→ **Data listing**
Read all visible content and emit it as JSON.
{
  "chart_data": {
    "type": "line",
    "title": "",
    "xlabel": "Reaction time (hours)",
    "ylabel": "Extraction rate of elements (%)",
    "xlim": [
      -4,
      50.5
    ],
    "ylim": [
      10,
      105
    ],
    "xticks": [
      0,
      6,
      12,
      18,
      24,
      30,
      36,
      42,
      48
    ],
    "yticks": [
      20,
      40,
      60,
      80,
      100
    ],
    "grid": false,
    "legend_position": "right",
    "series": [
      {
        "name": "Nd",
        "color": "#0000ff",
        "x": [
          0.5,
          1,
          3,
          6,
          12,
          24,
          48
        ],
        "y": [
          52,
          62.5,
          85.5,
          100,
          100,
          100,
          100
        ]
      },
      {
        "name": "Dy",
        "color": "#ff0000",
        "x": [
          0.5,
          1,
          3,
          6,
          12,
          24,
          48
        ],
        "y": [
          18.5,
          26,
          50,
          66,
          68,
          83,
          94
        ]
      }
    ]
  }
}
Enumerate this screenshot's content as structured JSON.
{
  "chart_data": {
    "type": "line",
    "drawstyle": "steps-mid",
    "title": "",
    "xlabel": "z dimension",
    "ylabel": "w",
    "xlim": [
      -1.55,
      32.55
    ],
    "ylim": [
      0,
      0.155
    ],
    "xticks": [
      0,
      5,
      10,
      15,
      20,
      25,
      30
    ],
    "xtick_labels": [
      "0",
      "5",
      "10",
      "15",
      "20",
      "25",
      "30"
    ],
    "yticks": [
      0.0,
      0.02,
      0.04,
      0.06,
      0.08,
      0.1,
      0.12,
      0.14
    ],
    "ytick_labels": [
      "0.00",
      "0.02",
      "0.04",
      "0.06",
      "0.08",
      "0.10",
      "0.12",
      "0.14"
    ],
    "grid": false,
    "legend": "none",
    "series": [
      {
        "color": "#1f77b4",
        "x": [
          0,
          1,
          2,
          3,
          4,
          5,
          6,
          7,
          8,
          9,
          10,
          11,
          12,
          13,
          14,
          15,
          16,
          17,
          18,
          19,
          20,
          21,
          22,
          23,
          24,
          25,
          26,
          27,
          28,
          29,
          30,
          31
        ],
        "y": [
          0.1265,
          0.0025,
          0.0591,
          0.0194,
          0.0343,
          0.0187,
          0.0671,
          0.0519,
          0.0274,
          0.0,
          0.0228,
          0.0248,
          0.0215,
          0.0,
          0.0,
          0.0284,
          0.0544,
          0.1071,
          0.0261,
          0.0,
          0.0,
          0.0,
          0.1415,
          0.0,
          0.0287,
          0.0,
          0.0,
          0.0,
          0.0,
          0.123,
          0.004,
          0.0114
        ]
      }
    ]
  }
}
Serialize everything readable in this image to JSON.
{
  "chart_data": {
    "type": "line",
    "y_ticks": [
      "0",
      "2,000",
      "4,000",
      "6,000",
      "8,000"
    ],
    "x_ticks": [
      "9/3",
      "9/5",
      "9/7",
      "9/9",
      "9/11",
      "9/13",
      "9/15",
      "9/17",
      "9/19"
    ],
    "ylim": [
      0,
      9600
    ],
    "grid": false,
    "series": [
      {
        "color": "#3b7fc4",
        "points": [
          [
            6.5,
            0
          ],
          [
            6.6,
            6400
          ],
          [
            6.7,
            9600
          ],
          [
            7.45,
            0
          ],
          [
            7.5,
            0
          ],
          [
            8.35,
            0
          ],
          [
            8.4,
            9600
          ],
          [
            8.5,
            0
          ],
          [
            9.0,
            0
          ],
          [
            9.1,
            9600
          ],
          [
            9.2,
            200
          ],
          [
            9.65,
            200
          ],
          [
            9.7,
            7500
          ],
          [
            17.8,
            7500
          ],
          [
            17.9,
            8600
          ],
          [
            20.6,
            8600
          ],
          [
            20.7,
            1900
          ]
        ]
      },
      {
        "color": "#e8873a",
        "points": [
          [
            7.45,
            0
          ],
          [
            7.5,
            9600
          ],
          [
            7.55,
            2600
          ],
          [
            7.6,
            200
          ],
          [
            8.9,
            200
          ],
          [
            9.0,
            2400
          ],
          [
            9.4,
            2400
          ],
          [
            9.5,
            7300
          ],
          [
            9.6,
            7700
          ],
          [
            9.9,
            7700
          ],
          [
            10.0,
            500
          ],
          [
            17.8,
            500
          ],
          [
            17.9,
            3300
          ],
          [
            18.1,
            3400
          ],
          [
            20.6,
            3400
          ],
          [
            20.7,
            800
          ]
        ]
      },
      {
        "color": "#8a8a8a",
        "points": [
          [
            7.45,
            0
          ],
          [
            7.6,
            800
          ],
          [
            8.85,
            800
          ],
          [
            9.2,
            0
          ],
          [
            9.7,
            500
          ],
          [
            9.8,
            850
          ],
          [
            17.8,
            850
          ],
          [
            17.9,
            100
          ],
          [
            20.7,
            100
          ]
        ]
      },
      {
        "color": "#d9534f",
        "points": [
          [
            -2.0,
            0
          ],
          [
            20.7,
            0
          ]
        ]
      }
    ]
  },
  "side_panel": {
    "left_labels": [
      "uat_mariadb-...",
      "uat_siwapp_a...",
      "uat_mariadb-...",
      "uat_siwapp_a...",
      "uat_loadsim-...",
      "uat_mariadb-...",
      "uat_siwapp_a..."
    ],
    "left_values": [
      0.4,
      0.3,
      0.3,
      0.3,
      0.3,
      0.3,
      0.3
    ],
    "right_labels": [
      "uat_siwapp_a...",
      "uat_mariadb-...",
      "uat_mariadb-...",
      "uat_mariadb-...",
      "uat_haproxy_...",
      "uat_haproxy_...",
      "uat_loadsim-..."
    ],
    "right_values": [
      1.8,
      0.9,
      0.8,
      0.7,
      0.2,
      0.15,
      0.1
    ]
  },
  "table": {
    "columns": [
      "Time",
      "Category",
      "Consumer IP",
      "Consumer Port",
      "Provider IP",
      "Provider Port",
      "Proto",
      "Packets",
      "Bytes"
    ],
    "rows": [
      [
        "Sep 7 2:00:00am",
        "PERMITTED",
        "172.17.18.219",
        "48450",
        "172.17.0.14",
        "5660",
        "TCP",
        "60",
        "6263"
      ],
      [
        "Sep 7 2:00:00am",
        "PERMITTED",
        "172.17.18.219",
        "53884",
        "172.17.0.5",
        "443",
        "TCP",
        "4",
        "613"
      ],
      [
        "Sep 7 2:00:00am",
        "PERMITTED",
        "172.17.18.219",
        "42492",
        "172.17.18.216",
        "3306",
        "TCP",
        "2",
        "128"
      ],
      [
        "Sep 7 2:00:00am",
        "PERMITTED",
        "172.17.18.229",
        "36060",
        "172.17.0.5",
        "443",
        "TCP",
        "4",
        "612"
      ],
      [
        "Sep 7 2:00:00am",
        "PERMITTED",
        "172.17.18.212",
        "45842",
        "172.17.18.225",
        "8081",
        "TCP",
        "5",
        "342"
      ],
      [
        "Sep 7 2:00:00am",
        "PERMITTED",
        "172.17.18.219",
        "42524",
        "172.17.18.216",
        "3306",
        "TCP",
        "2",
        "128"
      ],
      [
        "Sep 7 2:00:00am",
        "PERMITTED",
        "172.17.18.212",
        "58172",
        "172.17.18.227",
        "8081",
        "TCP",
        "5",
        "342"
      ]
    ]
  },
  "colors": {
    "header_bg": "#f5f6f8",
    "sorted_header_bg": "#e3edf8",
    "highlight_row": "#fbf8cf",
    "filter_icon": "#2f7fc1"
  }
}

→ **Aim of the task**
Above are the records; retype every one exactly.

→ **Output for this task**
Read all visible content and emit it as JSON.
{
  "chart_data": {
    "type": "line",
    "title": "",
    "xlabel": "Reaction time (hours)",
    "ylabel": "Extraction rate of elements (%)",
    "xlim": [
      -4,
      50.5
    ],
    "ylim": [
      10,
      105
    ],
    "xticks": [
      0,
      6,
      12,
      18,
      24,
      30,
      36,
      42,
      48
    ],
    "yticks": [
      20,
      40,
      60,
      80,
      100
    ],
    "grid": false,
    "legend_position": "right",
    "series": [
      {
        "name": "Nd",
        "color": "#0000ff",
        "x": [
          0.5,
          1,
          3,
          6,
          12,
          24,
          48
        ],
        "y": [
          52,
          62.5,
          85.5,
          100,
          100,
          100,
          100
        ]
      },
      {
        "name": "Dy",
        "color": "#ff0000",
        "x": [
          0.5,
          1,
          3,
          6,
          12,
          24,
          48
        ],
        "y": [
          18.5,
          26,
          50,
          66,
          68,
          83,
          94
        ]
      }
    ]
  }
}
Enumerate this screenshot's content as structured JSON.
{
  "chart_data": {
    "type": "line",
    "drawstyle": "steps-mid",
    "title": "",
    "xlabel": "z dimension",
    "ylabel": "w",
    "xlim": [
      -1.55,
      32.55
    ],
    "ylim": [
      0,
      0.155
    ],
    "xticks": [
      0,
      5,
      10,
      15,
      20,
      25,
      30
    ],
    "xtick_labels": [
      "0",
      "5",
      "10",
      "15",
      "20",
      "25",
      "30"
    ],
    "yticks": [
      0.0,
      0.02,
      0.04,
      0.06,
      0.08,
      0.1,
      0.12,
      0.14
    ],
    "ytick_labels": [
      "0.00",
      "0.02",
      "0.04",
      "0.06",
      "0.08",
      "0.10",
      "0.12",
      "0.14"
    ],
    "grid": false,
    "legend": "none",
    "series": [
      {
        "color": "#1f77b4",
        "x": [
          0,
          1,
          2,
          3,
          4,
          5,
          6,
          7,
          8,
          9,
          10,
          11,
          12,
          13,
          14,
          15,
          16,
          17,
          18,
          19,
          20,
          21,
          22,
          23,
          24,
          25,
          26,
          27,
          28,
          29,
          30,
          31
        ],
        "y": [
          0.1265,
          0.0025,
          0.0591,
          0.0194,
          0.0343,
          0.0187,
          0.0671,
          0.0519,
          0.0274,
          0.0,
          0.0228,
          0.0248,
          0.0215,
          0.0,
          0.0,
          0.0284,
          0.0544,
          0.1071,
          0.0261,
          0.0,
          0.0,
          0.0,
          0.1415,
          0.0,
          0.0287,
          0.0,
          0.0,
          0.0,
          0.0,
          0.123,
          0.004,
          0.0114
        ]
      }
    ]
  }
}
Serialize everything readable in this image to JSON.
{
  "chart_data": {
    "type": "line",
    "y_ticks": [
      "0",
      "2,000",
      "4,000",
      "6,000",
      "8,000"
    ],
    "x_ticks": [
      "9/3",
      "9/5",
      "9/7",
      "9/9",
      "9/11",
      "9/13",
      "9/15",
      "9/17",
      "9/19"
    ],
    "ylim": [
      0,
      9600
    ],
    "grid": false,
    "series": [
      {
        "color": "#3b7fc4",
        "points": [
          [
            6.5,
            0
          ],
          [
            6.6,
            6400
          ],
          [
            6.7,
            9600
          ],
          [
            7.45,
            0
          ],
          [
            7.5,
            0
          ],
          [
            8.35,
            0
          ],
          [
            8.4,
            9600
          ],
          [
            8.5,
            0
          ],
          [
            9.0,
            0
          ],
          [
            9.1,
            9600
          ],
          [
            9.2,
            200
          ],
          [
            9.65,
            200
          ],
          [
            9.7,
            7500
          ],
          [
            17.8,
            7500
          ],
          [
            17.9,
            8600
          ],
          [
            20.6,
            8600
          ],
          [
            20.7,
            1900
          ]
        ]
      },
      {
        "color": "#e8873a",
        "points": [
          [
            7.45,
            0
          ],
          [
            7.5,
            9600
          ],
          [
            7.55,
            2600
          ],
          [
            7.6,
            200
          ],
          [
            8.9,
            200
          ],
          [
            9.0,
            2400
          ],
          [
            9.4,
            2400
          ],
          [
            9.5,
            7300
          ],
          [
            9.6,
            7700
          ],
          [
            9.9,
            7700
          ],
          [
            10.0,
            500
          ],
          [
            17.8,
            500
          ],
          [
            17.9,
            3300
          ],
          [
            18.1,
            3400
          ],
          [
            20.6,
            3400
          ],
          [
            20.7,
            800
          ]
        ]
      },
      {
        "color": "#8a8a8a",
        "points": [
          [
            7.45,
            0
          ],
          [
            7.6,
            800
          ],
          [
            8.85,
            800
          ],
          [
            9.2,
            0
          ],
          [
            9.7,
            500
          ],
          [
            9.8,
            850
          ],
          [
            17.8,
            850
          ],
          [
            17.9,
            100
          ],
          [
            20.7,
            100
          ]
        ]
      },
      {
        "color": "#d9534f",
        "points": [
          [
            -2.0,
            0
          ],
          [
            20.7,
            0
          ]
        ]
      }
    ]
  },
  "side_panel": {
    "left_labels": [
      "uat_mariadb-...",
      "uat_siwapp_a...",
      "uat_mariadb-...",
      "uat_siwapp_a...",
      "uat_loadsim-...",
      "uat_mariadb-...",
      "uat_siwapp_a..."
    ],
    "left_values": [
      0.4,
      0.3,
      0.3,
      0.3,
      0.3,
      0.3,
      0.3
    ],
    "right_labels": [
      "uat_siwapp_a...",
      "uat_mariadb-...",
      "uat_mariadb-...",
      "uat_mariadb-...",
      "uat_haproxy_...",
      "uat_haproxy_...",
      "uat_loadsim-..."
    ],
    "right_values": [
      1.8,
      0.9,
      0.8,
      0.7,
      0.2,
      0.15,
      0.1
    ]
  },
  "table": {
    "columns": [
      "Time",
      "Category",
      "Consumer IP",
      "Consumer Port",
      "Provider IP",
      "Provider Port",
      "Proto",
      "Packets",
      "Bytes"
    ],
    "rows": [
      [
        "Sep 7 2:00:00am",
        "PERMITTED",
        "172.17.18.219",
        "48450",
        "172.17.0.14",
        "5660",
        "TCP",
        "60",
        "6263"
      ],
      [
        "Sep 7 2:00:00am",
        "PERMITTED",
        "172.17.18.219",
        "53884",
        "172.17.0.5",
        "443",
        "TCP",
        "4",
        "613"
      ],
      [
        "Sep 7 2:00:00am",
        "PERMITTED",
        "172.17.18.219",
        "42492",
        "172.17.18.216",
        "3306",
        "TCP",
        "2",
        "128"
      ],
      [
        "Sep 7 2:00:00am",
        "PERMITTED",
        "172.17.18.229",
        "36060",
        "172.17.0.5",
        "443",
        "TCP",
        "4",
        "612"
      ],
      [
        "Sep 7 2:00:00am",
        "PERMITTED",
        "172.17.18.212",
        "45842",
        "172.17.18.225",
        "8081",
        "TCP",
        "5",
        "342"
      ],
      [
        "Sep 7 2:00:00am",
        "PERMITTED",
        "172.17.18.219",
        "42524",
        "172.17.18.216",
        "3306",
        "TCP",
        "2",
        "128"
      ],
      [
        "Sep 7 2:00:00am",
        "PERMITTED",
        "172.17.18.212",
        "58172",
        "172.17.18.227",
        "8081",
        "TCP",
        "5",
        "342"
      ]
    ]
  },
  "colors": {
    "header_bg": "#f5f6f8",
    "sorted_header_bg": "#e3edf8",
    "highlight_row": "#fbf8cf",
    "filter_icon": "#2f7fc1"
  }
}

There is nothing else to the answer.